(Records for this task begins)
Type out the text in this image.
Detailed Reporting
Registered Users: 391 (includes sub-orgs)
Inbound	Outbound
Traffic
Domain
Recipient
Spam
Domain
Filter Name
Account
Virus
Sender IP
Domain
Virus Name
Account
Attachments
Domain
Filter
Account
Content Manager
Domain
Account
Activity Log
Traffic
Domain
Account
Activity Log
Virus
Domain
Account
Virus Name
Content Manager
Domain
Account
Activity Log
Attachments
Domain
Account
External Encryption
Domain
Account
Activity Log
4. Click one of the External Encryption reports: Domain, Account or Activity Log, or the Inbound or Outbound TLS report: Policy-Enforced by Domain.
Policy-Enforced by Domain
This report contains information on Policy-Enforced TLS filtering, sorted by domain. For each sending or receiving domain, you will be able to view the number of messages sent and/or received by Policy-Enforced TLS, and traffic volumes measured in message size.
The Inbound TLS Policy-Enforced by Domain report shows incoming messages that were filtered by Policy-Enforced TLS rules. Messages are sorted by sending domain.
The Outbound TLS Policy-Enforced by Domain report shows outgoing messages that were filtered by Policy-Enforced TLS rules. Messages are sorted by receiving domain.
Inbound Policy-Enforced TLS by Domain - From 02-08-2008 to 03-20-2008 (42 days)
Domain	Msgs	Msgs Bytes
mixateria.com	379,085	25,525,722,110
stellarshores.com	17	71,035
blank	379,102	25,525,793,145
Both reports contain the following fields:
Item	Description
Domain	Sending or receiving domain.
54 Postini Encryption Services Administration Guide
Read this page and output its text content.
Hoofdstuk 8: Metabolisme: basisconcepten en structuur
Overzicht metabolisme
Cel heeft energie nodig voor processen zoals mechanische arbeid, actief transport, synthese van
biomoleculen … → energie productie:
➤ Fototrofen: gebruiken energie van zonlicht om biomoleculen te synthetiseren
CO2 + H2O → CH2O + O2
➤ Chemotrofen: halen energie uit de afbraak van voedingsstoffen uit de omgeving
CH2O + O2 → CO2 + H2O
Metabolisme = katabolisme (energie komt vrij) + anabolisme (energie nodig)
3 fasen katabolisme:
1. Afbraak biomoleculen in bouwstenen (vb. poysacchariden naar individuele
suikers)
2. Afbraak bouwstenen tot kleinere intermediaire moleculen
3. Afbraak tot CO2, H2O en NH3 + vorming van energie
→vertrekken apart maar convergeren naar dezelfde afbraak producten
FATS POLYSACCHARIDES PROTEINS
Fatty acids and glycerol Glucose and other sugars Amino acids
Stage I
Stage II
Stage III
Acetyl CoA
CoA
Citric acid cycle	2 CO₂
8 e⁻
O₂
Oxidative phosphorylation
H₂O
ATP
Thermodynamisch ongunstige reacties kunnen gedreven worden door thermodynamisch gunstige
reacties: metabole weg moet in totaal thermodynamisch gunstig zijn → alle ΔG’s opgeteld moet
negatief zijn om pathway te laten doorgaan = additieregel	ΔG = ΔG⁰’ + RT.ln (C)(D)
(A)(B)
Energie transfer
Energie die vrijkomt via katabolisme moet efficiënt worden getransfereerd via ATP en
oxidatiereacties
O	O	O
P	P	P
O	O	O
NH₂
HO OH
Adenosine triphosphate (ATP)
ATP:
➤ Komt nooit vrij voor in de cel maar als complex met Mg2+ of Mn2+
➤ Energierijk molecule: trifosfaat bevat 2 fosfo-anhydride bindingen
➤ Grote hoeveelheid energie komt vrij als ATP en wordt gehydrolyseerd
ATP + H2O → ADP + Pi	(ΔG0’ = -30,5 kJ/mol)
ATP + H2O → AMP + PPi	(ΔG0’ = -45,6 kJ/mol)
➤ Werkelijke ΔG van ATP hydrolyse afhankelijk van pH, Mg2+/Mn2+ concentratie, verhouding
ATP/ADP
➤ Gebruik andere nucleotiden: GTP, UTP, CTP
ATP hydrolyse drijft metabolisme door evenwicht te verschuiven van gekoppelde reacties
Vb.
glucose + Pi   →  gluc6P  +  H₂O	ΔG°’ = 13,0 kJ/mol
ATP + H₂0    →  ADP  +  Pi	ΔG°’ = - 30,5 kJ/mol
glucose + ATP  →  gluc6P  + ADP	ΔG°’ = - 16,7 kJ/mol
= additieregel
(Records for this task ends)
◆ Task statement ◆
The records above should be restated word for word in their entirety.

◆ Solution for this exercise ◆
Type out the text in this image.
Detailed Reporting
Registered Users: 391 (includes sub-orgs)
Inbound	Outbound
Traffic
Domain
Recipient
Spam
Domain
Filter Name
Account
Virus
Sender IP
Domain
Virus Name
Account
Attachments
Domain
Filter
Account
Content Manager
Domain
Account
Activity Log
Traffic
Domain
Account
Activity Log
Virus
Domain
Account
Virus Name
Content Manager
Domain
Account
Activity Log
Attachments
Domain
Account
External Encryption
Domain
Account
Activity Log
4. Click one of the External Encryption reports: Domain, Account or Activity Log, or the Inbound or Outbound TLS report: Policy-Enforced by Domain.
Policy-Enforced by Domain
This report contains information on Policy-Enforced TLS filtering, sorted by domain. For each sending or receiving domain, you will be able to view the number of messages sent and/or received by Policy-Enforced TLS, and traffic volumes measured in message size.
The Inbound TLS Policy-Enforced by Domain report shows incoming messages that were filtered by Policy-Enforced TLS rules. Messages are sorted by sending domain.
The Outbound TLS Policy-Enforced by Domain report shows outgoing messages that were filtered by Policy-Enforced TLS rules. Messages are sorted by receiving domain.
Inbound Policy-Enforced TLS by Domain - From 02-08-2008 to 03-20-2008 (42 days)
Domain	Msgs	Msgs Bytes
mixateria.com	379,085	25,525,722,110
stellarshores.com	17	71,035
blank	379,102	25,525,793,145
Both reports contain the following fields:
Item	Description
Domain	Sending or receiving domain.
54 Postini Encryption Services Administration Guide
Read this page and output its text content.
Hoofdstuk 8: Metabolisme: basisconcepten en structuur
Overzicht metabolisme
Cel heeft energie nodig voor processen zoals mechanische arbeid, actief transport, synthese van
biomoleculen … → energie productie:
➤ Fototrofen: gebruiken energie van zonlicht om biomoleculen te synthetiseren
CO2 + H2O → CH2O + O2
➤ Chemotrofen: halen energie uit de afbraak van voedingsstoffen uit de omgeving
CH2O + O2 → CO2 + H2O
Metabolisme = katabolisme (energie komt vrij) + anabolisme (energie nodig)
3 fasen katabolisme:
1. Afbraak biomoleculen in bouwstenen (vb. poysacchariden naar individuele
suikers)
2. Afbraak bouwstenen tot kleinere intermediaire moleculen
3. Afbraak tot CO2, H2O en NH3 + vorming van energie
→vertrekken apart maar convergeren naar dezelfde afbraak producten
FATS POLYSACCHARIDES PROTEINS
Fatty acids and glycerol Glucose and other sugars Amino acids
Stage I
Stage II
Stage III
Acetyl CoA
CoA
Citric acid cycle	2 CO₂
8 e⁻
O₂
Oxidative phosphorylation
H₂O
ATP
Thermodynamisch ongunstige reacties kunnen gedreven worden door thermodynamisch gunstige
reacties: metabole weg moet in totaal thermodynamisch gunstig zijn → alle ΔG’s opgeteld moet
negatief zijn om pathway te laten doorgaan = additieregel	ΔG = ΔG⁰’ + RT.ln (C)(D)
(A)(B)
Energie transfer
Energie die vrijkomt via katabolisme moet efficiënt worden getransfereerd via ATP en
oxidatiereacties
O	O	O
P	P	P
O	O	O
NH₂
HO OH
Adenosine triphosphate (ATP)
ATP:
➤ Komt nooit vrij voor in de cel maar als complex met Mg2+ of Mn2+
➤ Energierijk molecule: trifosfaat bevat 2 fosfo-anhydride bindingen
➤ Grote hoeveelheid energie komt vrij als ATP en wordt gehydrolyseerd
ATP + H2O → ADP + Pi	(ΔG0’ = -30,5 kJ/mol)
ATP + H2O → AMP + PPi	(ΔG0’ = -45,6 kJ/mol)
➤ Werkelijke ΔG van ATP hydrolyse afhankelijk van pH, Mg2+/Mn2+ concentratie, verhouding
ATP/ADP
➤ Gebruik andere nucleotiden: GTP, UTP, CTP
ATP hydrolyse drijft metabolisme door evenwicht te verschuiven van gekoppelde reacties
Vb.
glucose + Pi   →  gluc6P  +  H₂O	ΔG°’ = 13,0 kJ/mol
ATP + H₂0    →  ADP  +  Pi	ΔG°’ = - 30,5 kJ/mol
glucose + ATP  →  gluc6P  + ADP	ΔG°’ = - 16,7 kJ/mol
= additieregel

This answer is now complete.